OBJECTIVE ▸ Here are records with pictures in them. Copy all of them exactly and leave the pictures out.

— begin TASK INPUTS —

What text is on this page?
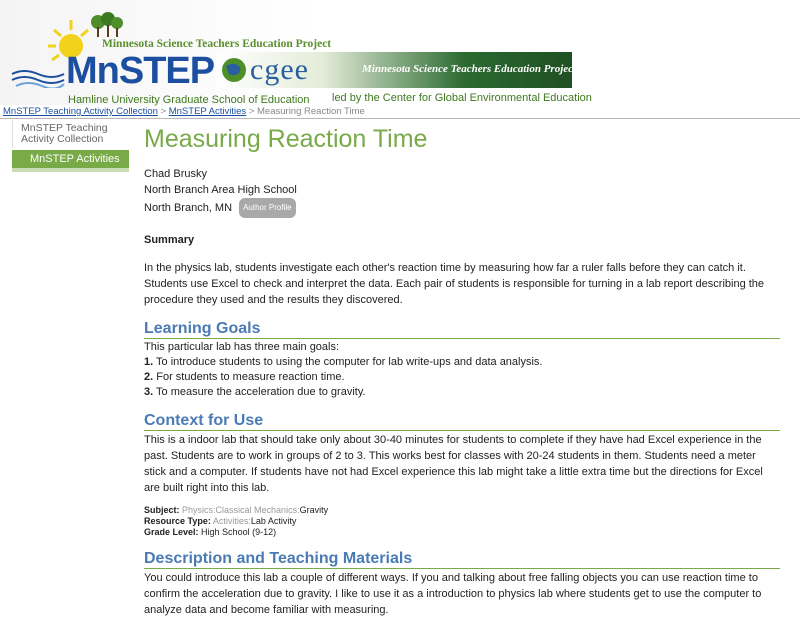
Minnesota Science Teachers Education Project
MnSTEP
Hamline University Graduate School of Education
cgee	Minnesota Science Teachers Education Project
led by the Center for Global Environmental Education
MnSTEP Teaching Activity Collection > MnSTEP Activities > Measuring Reaction Time
MnSTEP Teaching Activity Collection
MnSTEP Activities
Measuring Reaction Time
Chad Brusky
North Branch Area High School
North Branch, MN Author Profile
Summary

In the physics lab, students investigate each other's reaction time by measuring how far a ruler falls before they can catch it. Students use Excel to check and interpret the data. Each pair of students is responsible for turning in a lab report describing the procedure they used and the results they discovered.

Learning Goals
This particular lab has three main goals:
1. To introduce students to using the computer for lab write-ups and data analysis.
2. For students to measure reaction time.
3. To measure the acceleration due to gravity.
Context for Use

This is a indoor lab that should take only about 30-40 minutes for students to complete if they have had Excel experience in the past. Students are to work in groups of 2 to 3. This works best for classes with 20-24 students in them. Students need a meter stick and a computer. If students have not had Excel experience this lab might take a little extra time but the directions for Excel are built right into this lab.

Subject: Physics:Classical Mechanics:Gravity
Resource Type: Activities:Lab Activity
Grade Level: High School (9-12)
Description and Teaching Materials

You could introduce this lab a couple of different ways. If you and talking about free falling objects you can use reaction time to confirm the acceleration due to gravity. I like to use it as a introduction to physics lab where students get to use the computer to analyze data and become familiar with measuring.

— end TASK INPUTS —

EXERCISE ANSWER ▸
What text is on this page?
Minnesota Science Teachers Education Project
MnSTEP
Hamline University Graduate School of Education
cgee	Minnesota Science Teachers Education Project
led by the Center for Global Environmental Education
MnSTEP Teaching Activity Collection > MnSTEP Activities > Measuring Reaction Time
MnSTEP Teaching Activity Collection
MnSTEP Activities
Measuring Reaction Time
Chad Brusky
North Branch Area High School
North Branch, MN Author Profile
Summary

In the physics lab, students investigate each other's reaction time by measuring how far a ruler falls before they can catch it. Students use Excel to check and interpret the data. Each pair of students is responsible for turning in a lab report describing the procedure they used and the results they discovered.

Learning Goals
This particular lab has three main goals:
1. To introduce students to using the computer for lab write-ups and data analysis.
2. For students to measure reaction time.
3. To measure the acceleration due to gravity.
Context for Use

This is a indoor lab that should take only about 30-40 minutes for students to complete if they have had Excel experience in the past. Students are to work in groups of 2 to 3. This works best for classes with 20-24 students in them. Students need a meter stick and a computer. If students have not had Excel experience this lab might take a little extra time but the directions for Excel are built right into this lab.

Subject: Physics:Classical Mechanics:Gravity
Resource Type: Activities:Lab Activity
Grade Level: High School (9-12)
Description and Teaching Materials

You could introduce this lab a couple of different ways. If you and talking about free falling objects you can use reaction time to confirm the acceleration due to gravity. I like to use it as a introduction to physics lab where students get to use the computer to analyze data and become familiar with measuring.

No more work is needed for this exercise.